Goal: Check each line below for the word "trend", and copy those that have it.

(Dataset items)
______________________________
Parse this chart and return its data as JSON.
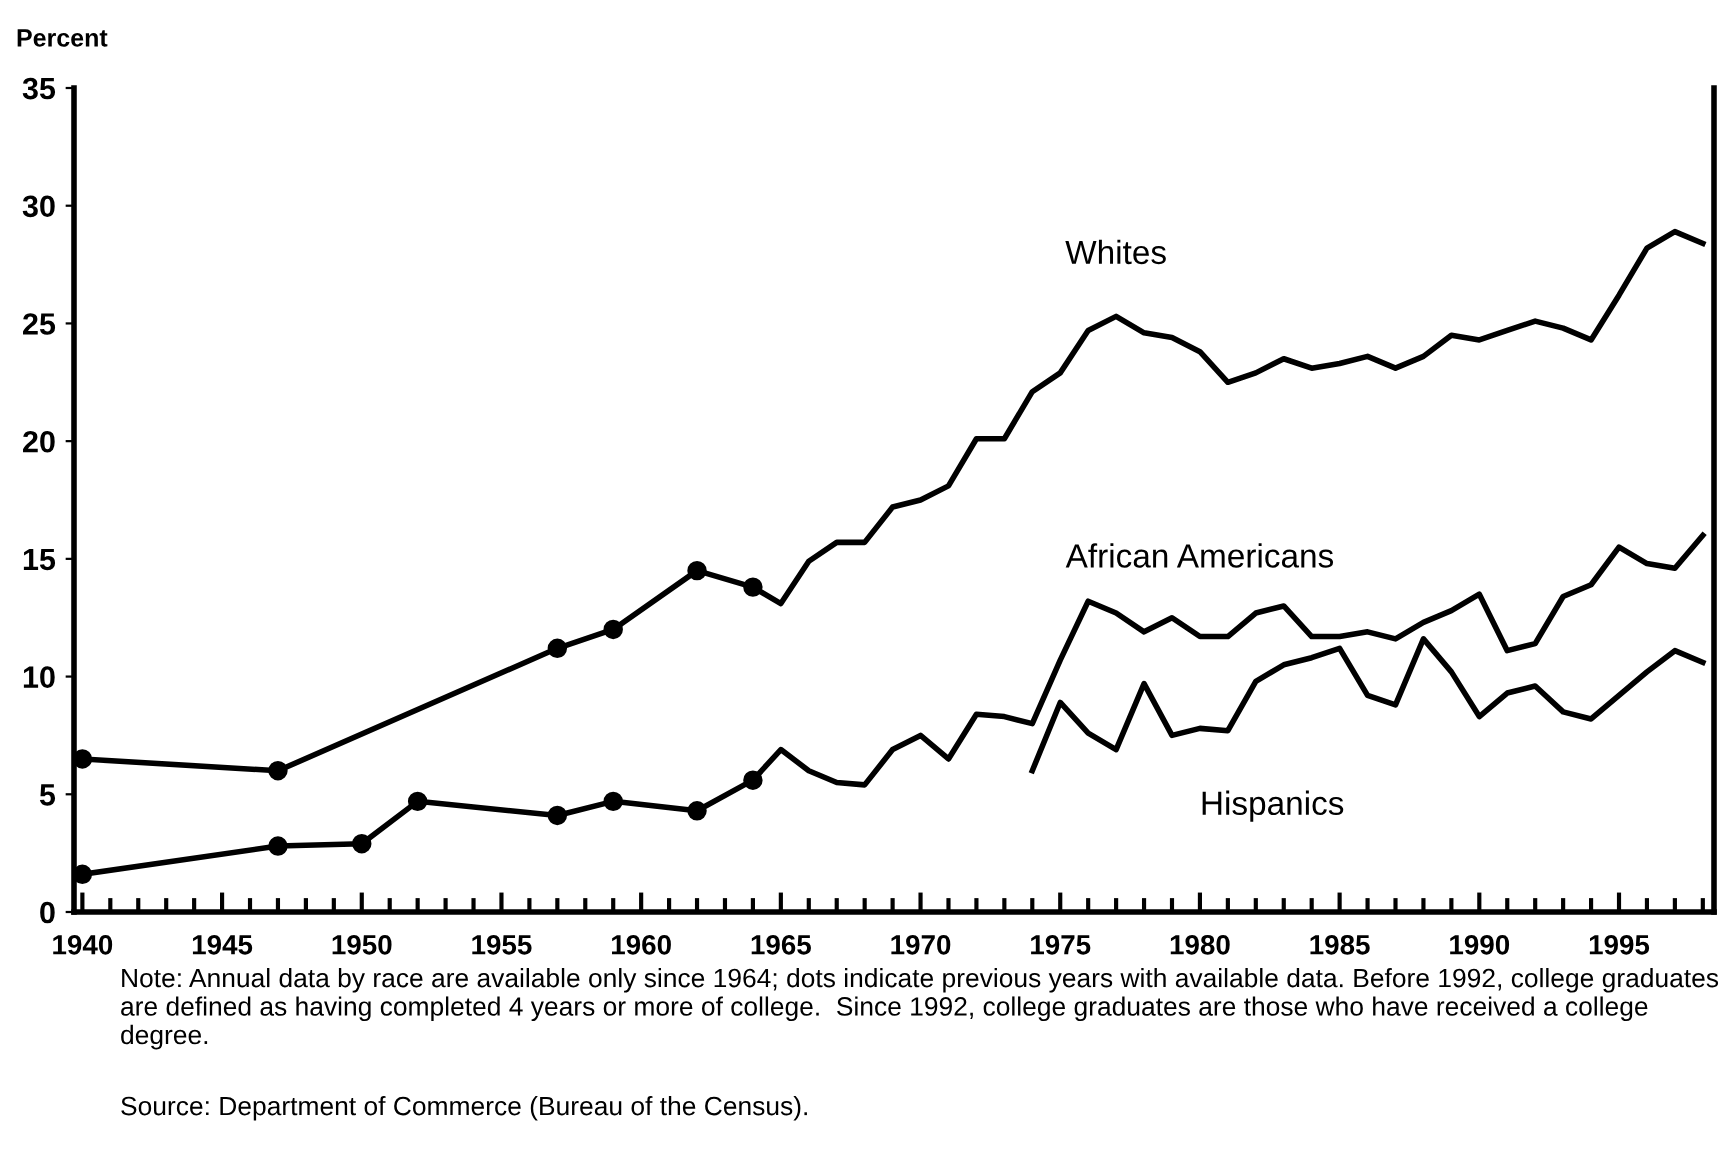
{
  "chart_data": {
    "type": "line",
    "ylabel": "Percent",
    "xlim": [
      1939.7,
      1998.4
    ],
    "xticks": [
      1940,
      1945,
      1950,
      1955,
      1960,
      1965,
      1970,
      1975,
      1980,
      1985,
      1990,
      1995
    ],
    "ylim": [
      0,
      35
    ],
    "yticks": [
      0,
      5,
      10,
      15,
      20,
      25,
      30,
      35
    ],
    "grid": false,
    "legend": false,
    "line_style": "solid",
    "series": [
      {
        "name": "Whites",
        "color": "#000000",
        "x": [
          1940,
          1947,
          1957,
          1959,
          1962,
          1964,
          1965,
          1966,
          1967,
          1968,
          1969,
          1970,
          1971,
          1972,
          1973,
          1974,
          1975,
          1976,
          1977,
          1978,
          1979,
          1980,
          1981,
          1982,
          1983,
          1984,
          1985,
          1986,
          1987,
          1988,
          1989,
          1990,
          1991,
          1992,
          1993,
          1994,
          1995,
          1996,
          1997,
          1998
        ],
        "values": [
          6.5,
          6.0,
          11.2,
          12.0,
          14.5,
          13.8,
          13.1,
          14.9,
          15.7,
          15.7,
          17.2,
          17.5,
          18.1,
          20.1,
          20.1,
          22.1,
          22.9,
          24.7,
          25.3,
          24.6,
          24.4,
          23.8,
          22.5,
          22.9,
          23.5,
          23.1,
          23.3,
          23.6,
          23.1,
          23.6,
          24.5,
          24.3,
          24.7,
          25.1,
          24.8,
          24.3,
          26.2,
          28.2,
          28.9,
          28.4
        ]
      },
      {
        "name": "African Americans",
        "color": "#000000",
        "x": [
          1940,
          1947,
          1950,
          1952,
          1957,
          1959,
          1962,
          1964,
          1965,
          1966,
          1967,
          1968,
          1969,
          1970,
          1971,
          1972,
          1973,
          1974,
          1975,
          1976,
          1977,
          1978,
          1979,
          1980,
          1981,
          1982,
          1983,
          1984,
          1985,
          1986,
          1987,
          1988,
          1989,
          1990,
          1991,
          1992,
          1993,
          1994,
          1995,
          1996,
          1997,
          1998
        ],
        "values": [
          1.6,
          2.8,
          2.9,
          4.7,
          4.1,
          4.7,
          4.3,
          5.6,
          6.9,
          6.0,
          5.5,
          5.4,
          6.9,
          7.5,
          6.5,
          8.4,
          8.3,
          8.0,
          10.7,
          13.2,
          12.7,
          11.9,
          12.5,
          11.7,
          11.7,
          12.7,
          13.0,
          11.7,
          11.7,
          11.9,
          11.6,
          12.3,
          12.8,
          13.5,
          11.1,
          11.4,
          13.4,
          13.9,
          15.5,
          14.8,
          14.6,
          16.0
        ]
      },
      {
        "name": "Hispanics",
        "color": "#000000",
        "x": [
          1974,
          1975,
          1976,
          1977,
          1978,
          1979,
          1980,
          1981,
          1982,
          1983,
          1984,
          1985,
          1986,
          1987,
          1988,
          1989,
          1990,
          1991,
          1992,
          1993,
          1994,
          1995,
          1996,
          1997,
          1998
        ],
        "values": [
          6.0,
          8.9,
          7.6,
          6.9,
          9.7,
          7.5,
          7.8,
          7.7,
          9.8,
          10.5,
          10.8,
          11.2,
          9.2,
          8.8,
          11.6,
          10.2,
          8.3,
          9.3,
          9.6,
          8.5,
          8.2,
          9.2,
          10.2,
          11.1,
          10.6
        ]
      },
      {
        "type": "scatter",
        "color": "#000000",
        "marker": "circle",
        "x": [
          1940,
          1947,
          1957,
          1959,
          1962,
          1964,
          1940,
          1947,
          1950,
          1952,
          1957,
          1959,
          1962,
          1964
        ],
        "values": [
          6.5,
          6.0,
          11.2,
          12.0,
          14.5,
          13.8,
          1.6,
          2.8,
          2.9,
          4.7,
          4.1,
          4.7,
          4.3,
          5.6
        ]
      }
    ],
    "annotations": [
      "Note: Annual data by race are available only since 1964; dots indicate previous years with available data. Before 1992, college graduates are defined as having completed 4 years or more of college.  Since 1992, college graduates are those who have received a college degree.",
      "Source: Department of Commerce (Bureau of the Census)."
    ]
  }
}
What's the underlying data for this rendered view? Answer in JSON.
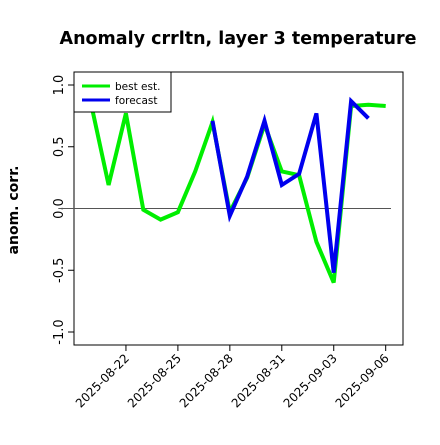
{
  "chart_data": {
    "type": "line",
    "title": "Anomaly crrltn, layer 3 temperature",
    "ylabel": "anom. corr.",
    "xlabel": "",
    "ylim": [
      -1.0,
      1.0
    ],
    "yticks": [
      -1.0,
      -0.5,
      0.0,
      0.5,
      1.0
    ],
    "ytick_labels": [
      "-1.0",
      "-0.5",
      "0.0",
      "0.5",
      "1.0"
    ],
    "xlim": [
      "2025-08-19",
      "2025-09-07"
    ],
    "x": [
      "2025-08-20",
      "2025-08-21",
      "2025-08-22",
      "2025-08-23",
      "2025-08-24",
      "2025-08-25",
      "2025-08-26",
      "2025-08-27",
      "2025-08-28",
      "2025-08-29",
      "2025-08-30",
      "2025-08-31",
      "2025-09-01",
      "2025-09-02",
      "2025-09-03",
      "2025-09-04",
      "2025-09-05",
      "2025-09-06"
    ],
    "xticks": [
      "2025-08-22",
      "2025-08-25",
      "2025-08-28",
      "2025-08-31",
      "2025-09-03",
      "2025-09-06"
    ],
    "xtick_colors": [
      "#000000",
      "#000000",
      "#228B22",
      "#000000",
      "#000000",
      "#000000"
    ],
    "reference_line": 0.0,
    "series": [
      {
        "name": "best est.",
        "color": "#00ee00",
        "values": [
          0.84,
          0.19,
          0.77,
          -0.01,
          -0.09,
          -0.03,
          0.3,
          0.7,
          -0.03,
          0.25,
          0.68,
          0.3,
          0.27,
          -0.27,
          -0.6,
          0.83,
          0.84,
          0.83
        ]
      },
      {
        "name": "forecast",
        "color": "#0000ee",
        "values": [
          null,
          null,
          null,
          null,
          null,
          null,
          null,
          0.71,
          -0.06,
          0.26,
          0.71,
          0.19,
          0.28,
          0.77,
          -0.52,
          0.87,
          0.73,
          null
        ]
      }
    ],
    "legend": {
      "placement": "top-left",
      "entries": [
        "best est.",
        "forecast"
      ]
    },
    "grid": false
  }
}
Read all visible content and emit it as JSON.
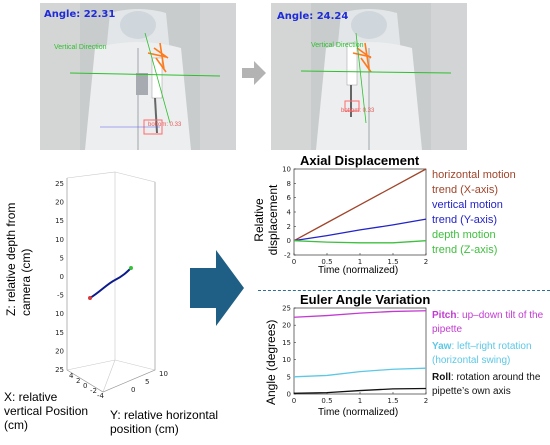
{
  "photos": {
    "left": {
      "angle_label": "Angle: 22.31",
      "green_tag": "Vertical Direction",
      "red_tag": "bottom: 0.33"
    },
    "right": {
      "angle_label": "Angle: 24.24",
      "green_tag": "Vertical Direction",
      "red_tag": "bottom: 0.33"
    }
  },
  "plot3d": {
    "z_label": "Z: relative depth from camera (cm)",
    "x_label": "X: relative vertical Position (cm)",
    "y_label": "Y: relative horizontal position (cm)",
    "z_ticks": [
      "25",
      "20",
      "15",
      "10",
      "5",
      "0",
      "-5",
      "-10",
      "-15",
      "-20",
      "-25"
    ],
    "x_ticks": [
      "4",
      "2",
      "0",
      "-2",
      "-4"
    ],
    "y_ticks": [
      "10",
      "5",
      "0"
    ]
  },
  "axial": {
    "title": "Axial Displacement",
    "ylabel": "Relative displacement",
    "xlabel": "Time (normalized)",
    "legend": [
      {
        "text": "horizontal motion",
        "color": "#a0442a"
      },
      {
        "text": "trend (X-axis)",
        "color": "#a0442a"
      },
      {
        "text": "vertical motion",
        "color": "#2323c8"
      },
      {
        "text": "trend (Y-axis)",
        "color": "#2323c8"
      },
      {
        "text": "depth motion",
        "color": "#3fbf3f"
      },
      {
        "text": "trend (Z-axis)",
        "color": "#3fbf3f"
      }
    ]
  },
  "euler": {
    "title": "Euler Angle Variation",
    "ylabel": "Angle (degrees)",
    "xlabel": "Time (normalized)",
    "pitch_key": "Pitch",
    "pitch_text": ": up–down tilt of the pipette",
    "yaw_key": "Yaw",
    "yaw_text": ": left–right rotation (horizontal swing)",
    "roll_key": "Roll",
    "roll_text": ": rotation around the pipette’s own axis"
  },
  "colors": {
    "pitch": "#c23bd1",
    "yaw": "#5cc8e6",
    "roll": "#111111",
    "arrow": "#1f5f86"
  },
  "chart_data": [
    {
      "type": "line",
      "title": "Axial Displacement",
      "xlabel": "Time (normalized)",
      "ylabel": "Relative displacement",
      "xlim": [
        0,
        2
      ],
      "ylim": [
        -2,
        10
      ],
      "xticks": [
        0,
        0.5,
        1,
        1.5,
        2
      ],
      "yticks": [
        -2,
        0,
        2,
        4,
        6,
        8,
        10
      ],
      "x": [
        0,
        0.5,
        1,
        1.5,
        2
      ],
      "series": [
        {
          "name": "horizontal motion",
          "color": "#a0442a",
          "values": [
            0,
            2.5,
            5,
            7.5,
            10
          ]
        },
        {
          "name": "vertical motion",
          "color": "#2323c8",
          "values": [
            0,
            0.7,
            1.5,
            2.2,
            3
          ]
        },
        {
          "name": "depth motion",
          "color": "#3fbf3f",
          "values": [
            0,
            -0.2,
            -0.3,
            -0.3,
            0
          ]
        }
      ]
    },
    {
      "type": "line",
      "title": "Euler Angle Variation",
      "xlabel": "Time (normalized)",
      "ylabel": "Angle (degrees)",
      "xlim": [
        0,
        2
      ],
      "ylim": [
        0,
        25
      ],
      "xticks": [
        0,
        0.5,
        1,
        1.5,
        2
      ],
      "yticks": [
        0,
        5,
        10,
        15,
        20,
        25
      ],
      "x": [
        0,
        0.5,
        1,
        1.5,
        2
      ],
      "series": [
        {
          "name": "Pitch",
          "color": "#c23bd1",
          "values": [
            22.3,
            22.8,
            23.5,
            24.0,
            24.2
          ]
        },
        {
          "name": "Yaw",
          "color": "#5cc8e6",
          "values": [
            5.0,
            5.4,
            6.5,
            7.2,
            7.5
          ]
        },
        {
          "name": "Roll",
          "color": "#111111",
          "values": [
            0.2,
            0.4,
            1.0,
            1.5,
            1.6
          ]
        }
      ]
    }
  ]
}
______________________________
Solution to the exercise:
        "text": "trend (X-axis)",
        "text": "trend (Y-axis)",
        "text": "trend (Z-axis)",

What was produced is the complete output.